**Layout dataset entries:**
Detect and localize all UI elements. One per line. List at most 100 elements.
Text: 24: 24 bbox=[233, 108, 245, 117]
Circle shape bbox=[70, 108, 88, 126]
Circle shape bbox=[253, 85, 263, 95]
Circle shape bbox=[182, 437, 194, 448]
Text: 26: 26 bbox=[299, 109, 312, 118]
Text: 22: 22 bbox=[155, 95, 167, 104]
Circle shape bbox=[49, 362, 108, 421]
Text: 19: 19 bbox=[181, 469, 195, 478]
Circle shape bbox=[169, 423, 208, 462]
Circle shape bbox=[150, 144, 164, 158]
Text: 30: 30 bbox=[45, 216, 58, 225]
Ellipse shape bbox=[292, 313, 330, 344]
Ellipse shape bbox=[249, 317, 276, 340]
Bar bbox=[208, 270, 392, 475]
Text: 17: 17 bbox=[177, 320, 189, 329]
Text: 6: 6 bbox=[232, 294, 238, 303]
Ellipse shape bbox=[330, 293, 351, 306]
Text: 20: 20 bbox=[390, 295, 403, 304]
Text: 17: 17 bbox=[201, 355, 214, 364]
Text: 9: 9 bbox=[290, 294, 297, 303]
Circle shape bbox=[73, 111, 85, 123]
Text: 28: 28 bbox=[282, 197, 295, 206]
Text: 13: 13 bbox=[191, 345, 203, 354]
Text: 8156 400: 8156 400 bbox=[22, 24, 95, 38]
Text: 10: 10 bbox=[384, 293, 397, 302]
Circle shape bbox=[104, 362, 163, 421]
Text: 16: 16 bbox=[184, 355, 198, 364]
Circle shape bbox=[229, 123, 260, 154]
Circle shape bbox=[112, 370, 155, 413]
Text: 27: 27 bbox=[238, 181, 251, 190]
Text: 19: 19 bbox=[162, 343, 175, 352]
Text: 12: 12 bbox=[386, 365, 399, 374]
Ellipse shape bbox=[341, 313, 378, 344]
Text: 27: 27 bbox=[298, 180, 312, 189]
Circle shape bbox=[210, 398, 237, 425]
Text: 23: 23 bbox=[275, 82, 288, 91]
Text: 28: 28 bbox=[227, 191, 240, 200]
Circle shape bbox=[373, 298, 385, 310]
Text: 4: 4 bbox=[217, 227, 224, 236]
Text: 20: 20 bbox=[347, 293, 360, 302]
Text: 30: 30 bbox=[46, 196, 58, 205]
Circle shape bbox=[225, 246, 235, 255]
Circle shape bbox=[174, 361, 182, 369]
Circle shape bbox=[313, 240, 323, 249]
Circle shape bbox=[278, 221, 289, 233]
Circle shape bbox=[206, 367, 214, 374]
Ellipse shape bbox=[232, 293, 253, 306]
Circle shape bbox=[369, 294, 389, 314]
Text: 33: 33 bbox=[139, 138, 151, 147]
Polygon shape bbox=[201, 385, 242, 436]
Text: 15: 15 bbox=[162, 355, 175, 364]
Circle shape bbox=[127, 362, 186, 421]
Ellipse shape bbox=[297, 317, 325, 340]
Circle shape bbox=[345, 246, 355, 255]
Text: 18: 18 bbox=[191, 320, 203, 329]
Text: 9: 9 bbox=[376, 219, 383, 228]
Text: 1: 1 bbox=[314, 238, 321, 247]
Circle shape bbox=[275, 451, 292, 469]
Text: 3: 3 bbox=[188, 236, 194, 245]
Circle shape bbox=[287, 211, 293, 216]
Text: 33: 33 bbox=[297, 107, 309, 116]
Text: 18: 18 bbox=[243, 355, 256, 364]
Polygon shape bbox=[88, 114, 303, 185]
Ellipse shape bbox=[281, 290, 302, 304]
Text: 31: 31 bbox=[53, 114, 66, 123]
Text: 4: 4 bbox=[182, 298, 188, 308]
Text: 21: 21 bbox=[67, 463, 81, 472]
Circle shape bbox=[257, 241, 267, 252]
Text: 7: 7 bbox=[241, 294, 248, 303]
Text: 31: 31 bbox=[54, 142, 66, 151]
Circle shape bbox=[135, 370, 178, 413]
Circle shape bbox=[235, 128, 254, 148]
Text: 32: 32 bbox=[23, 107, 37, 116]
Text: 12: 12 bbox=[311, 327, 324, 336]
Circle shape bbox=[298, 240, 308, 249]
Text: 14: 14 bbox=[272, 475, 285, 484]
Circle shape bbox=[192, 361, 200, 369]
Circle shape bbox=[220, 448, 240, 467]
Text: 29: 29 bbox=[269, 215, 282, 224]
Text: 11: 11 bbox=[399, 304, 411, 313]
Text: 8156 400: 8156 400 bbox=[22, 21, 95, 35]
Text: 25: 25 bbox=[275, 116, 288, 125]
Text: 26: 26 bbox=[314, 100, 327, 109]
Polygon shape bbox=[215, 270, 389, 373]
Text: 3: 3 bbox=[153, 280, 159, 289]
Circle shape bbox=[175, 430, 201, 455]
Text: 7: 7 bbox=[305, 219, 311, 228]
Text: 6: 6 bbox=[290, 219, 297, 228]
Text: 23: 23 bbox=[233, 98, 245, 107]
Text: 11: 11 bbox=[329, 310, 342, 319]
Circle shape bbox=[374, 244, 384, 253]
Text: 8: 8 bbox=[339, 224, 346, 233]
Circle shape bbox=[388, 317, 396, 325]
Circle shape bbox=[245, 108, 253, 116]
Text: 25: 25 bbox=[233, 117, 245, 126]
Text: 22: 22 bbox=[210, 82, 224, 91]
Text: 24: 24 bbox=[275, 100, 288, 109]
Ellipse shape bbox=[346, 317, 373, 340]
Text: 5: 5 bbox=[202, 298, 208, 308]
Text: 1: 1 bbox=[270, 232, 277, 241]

**Your goal:**
Can you write out all the items again, switching each "Circle shape" to "Round shape" and leaving everything else as it is?

**Solution to this task:**
Detect and localize all UI elements. One per line. List at most 100 elements.
Text: 24: 24 bbox=[233, 108, 245, 117]
Round shape bbox=[70, 108, 88, 126]
Round shape bbox=[253, 85, 263, 95]
Round shape bbox=[182, 437, 194, 448]
Text: 26: 26 bbox=[299, 109, 312, 118]
Text: 22: 22 bbox=[155, 95, 167, 104]
Round shape bbox=[49, 362, 108, 421]
Text: 19: 19 bbox=[181, 469, 195, 478]
Round shape bbox=[169, 423, 208, 462]
Round shape bbox=[150, 144, 164, 158]
Text: 30: 30 bbox=[45, 216, 58, 225]
Ellipse shape bbox=[292, 313, 330, 344]
Ellipse shape bbox=[249, 317, 276, 340]
Bar bbox=[208, 270, 392, 475]
Text: 17: 17 bbox=[177, 320, 189, 329]
Text: 6: 6 bbox=[232, 294, 238, 303]
Ellipse shape bbox=[330, 293, 351, 306]
Text: 20: 20 bbox=[390, 295, 403, 304]
Text: 17: 17 bbox=[201, 355, 214, 364]
Text: 9: 9 bbox=[290, 294, 297, 303]
Round shape bbox=[73, 111, 85, 123]
Text: 28: 28 bbox=[282, 197, 295, 206]
Text: 13: 13 bbox=[191, 345, 203, 354]
Text: 8156 400: 8156 400 bbox=[22, 24, 95, 38]
Text: 10: 10 bbox=[384, 293, 397, 302]
Round shape bbox=[104, 362, 163, 421]
Text: 16: 16 bbox=[184, 355, 198, 364]
Round shape bbox=[229, 123, 260, 154]
Round shape bbox=[112, 370, 155, 413]
Text: 27: 27 bbox=[238, 181, 251, 190]
Text: 19: 19 bbox=[162, 343, 175, 352]
Text: 12: 12 bbox=[386, 365, 399, 374]
Ellipse shape bbox=[341, 313, 378, 344]
Text: 27: 27 bbox=[298, 180, 312, 189]
Round shape bbox=[210, 398, 237, 425]
Text: 23: 23 bbox=[275, 82, 288, 91]
Text: 28: 28 bbox=[227, 191, 240, 200]
Round shape bbox=[373, 298, 385, 310]
Text: 4: 4 bbox=[217, 227, 224, 236]
Text: 20: 20 bbox=[347, 293, 360, 302]
Text: 30: 30 bbox=[46, 196, 58, 205]
Round shape bbox=[225, 246, 235, 255]
Round shape bbox=[174, 361, 182, 369]
Round shape bbox=[313, 240, 323, 249]
Round shape bbox=[278, 221, 289, 233]
Round shape bbox=[206, 367, 214, 374]
Ellipse shape bbox=[232, 293, 253, 306]
Round shape bbox=[369, 294, 389, 314]
Text: 33: 33 bbox=[139, 138, 151, 147]
Polygon shape bbox=[201, 385, 242, 436]
Text: 15: 15 bbox=[162, 355, 175, 364]
Round shape bbox=[127, 362, 186, 421]
Ellipse shape bbox=[297, 317, 325, 340]
Round shape bbox=[345, 246, 355, 255]
Text: 18: 18 bbox=[191, 320, 203, 329]
Text: 9: 9 bbox=[376, 219, 383, 228]
Text: 1: 1 bbox=[314, 238, 321, 247]
Round shape bbox=[275, 451, 292, 469]
Text: 3: 3 bbox=[188, 236, 194, 245]
Round shape bbox=[287, 211, 293, 216]
Text: 33: 33 bbox=[297, 107, 309, 116]
Text: 18: 18 bbox=[243, 355, 256, 364]
Polygon shape bbox=[88, 114, 303, 185]
Ellipse shape bbox=[281, 290, 302, 304]
Text: 31: 31 bbox=[53, 114, 66, 123]
Text: 4: 4 bbox=[182, 298, 188, 308]
Text: 21: 21 bbox=[67, 463, 81, 472]
Round shape bbox=[257, 241, 267, 252]
Text: 7: 7 bbox=[241, 294, 248, 303]
Text: 31: 31 bbox=[54, 142, 66, 151]
Round shape bbox=[135, 370, 178, 413]
Round shape bbox=[235, 128, 254, 148]
Text: 32: 32 bbox=[23, 107, 37, 116]
Text: 12: 12 bbox=[311, 327, 324, 336]
Round shape bbox=[298, 240, 308, 249]
Text: 14: 14 bbox=[272, 475, 285, 484]
Round shape bbox=[192, 361, 200, 369]
Round shape bbox=[220, 448, 240, 467]
Text: 29: 29 bbox=[269, 215, 282, 224]
Text: 11: 11 bbox=[399, 304, 411, 313]
Text: 8156 400: 8156 400 bbox=[22, 21, 95, 35]
Text: 25: 25 bbox=[275, 116, 288, 125]
Text: 26: 26 bbox=[314, 100, 327, 109]
Polygon shape bbox=[215, 270, 389, 373]
Text: 3: 3 bbox=[153, 280, 159, 289]
Round shape bbox=[175, 430, 201, 455]
Text: 7: 7 bbox=[305, 219, 311, 228]
Text: 6: 6 bbox=[290, 219, 297, 228]
Text: 23: 23 bbox=[233, 98, 245, 107]
Text: 11: 11 bbox=[329, 310, 342, 319]
Round shape bbox=[374, 244, 384, 253]
Text: 8: 8 bbox=[339, 224, 346, 233]
Round shape bbox=[388, 317, 396, 325]
Round shape bbox=[245, 108, 253, 116]
Text: 25: 25 bbox=[233, 117, 245, 126]
Text: 22: 22 bbox=[210, 82, 224, 91]
Text: 24: 24 bbox=[275, 100, 288, 109]
Ellipse shape bbox=[346, 317, 373, 340]
Text: 5: 5 bbox=[202, 298, 208, 308]
Text: 1: 1 bbox=[270, 232, 277, 241]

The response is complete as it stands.